Exactly as written, print each record in the listing.
================================
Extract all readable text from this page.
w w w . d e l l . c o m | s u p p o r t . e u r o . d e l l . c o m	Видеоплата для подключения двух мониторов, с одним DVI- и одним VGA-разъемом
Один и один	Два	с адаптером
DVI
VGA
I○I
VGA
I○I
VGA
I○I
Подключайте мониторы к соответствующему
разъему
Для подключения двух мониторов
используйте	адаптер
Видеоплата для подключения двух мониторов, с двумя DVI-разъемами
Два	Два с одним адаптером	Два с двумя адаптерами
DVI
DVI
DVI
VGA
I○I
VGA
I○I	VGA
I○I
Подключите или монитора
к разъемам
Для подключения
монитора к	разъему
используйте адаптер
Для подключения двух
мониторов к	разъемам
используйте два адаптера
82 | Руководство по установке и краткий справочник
================================
**SOLUTION FOR THIS TASK**
Extract all readable text from this page.
w w w . d e l l . c o m | s u p p o r t . e u r o . d e l l . c o m	Видеоплата для подключения двух мониторов, с одним DVI- и одним VGA-разъемом
Один и один	Два	с адаптером
DVI
VGA
I○I
VGA
I○I
VGA
I○I
Подключайте мониторы к соответствующему
разъему
Для подключения двух мониторов
используйте	адаптер
Видеоплата для подключения двух мониторов, с двумя DVI-разъемами
Два	Два с одним адаптером	Два с двумя адаптерами
DVI
DVI
DVI
VGA
I○I
VGA
I○I	VGA
I○I
Подключите или монитора
к разъемам
Для подключения
монитора к	разъему
используйте адаптер
Для подключения двух
мониторов к	разъемам
используйте два адаптера
82 | Руководство по установке и краткий справочник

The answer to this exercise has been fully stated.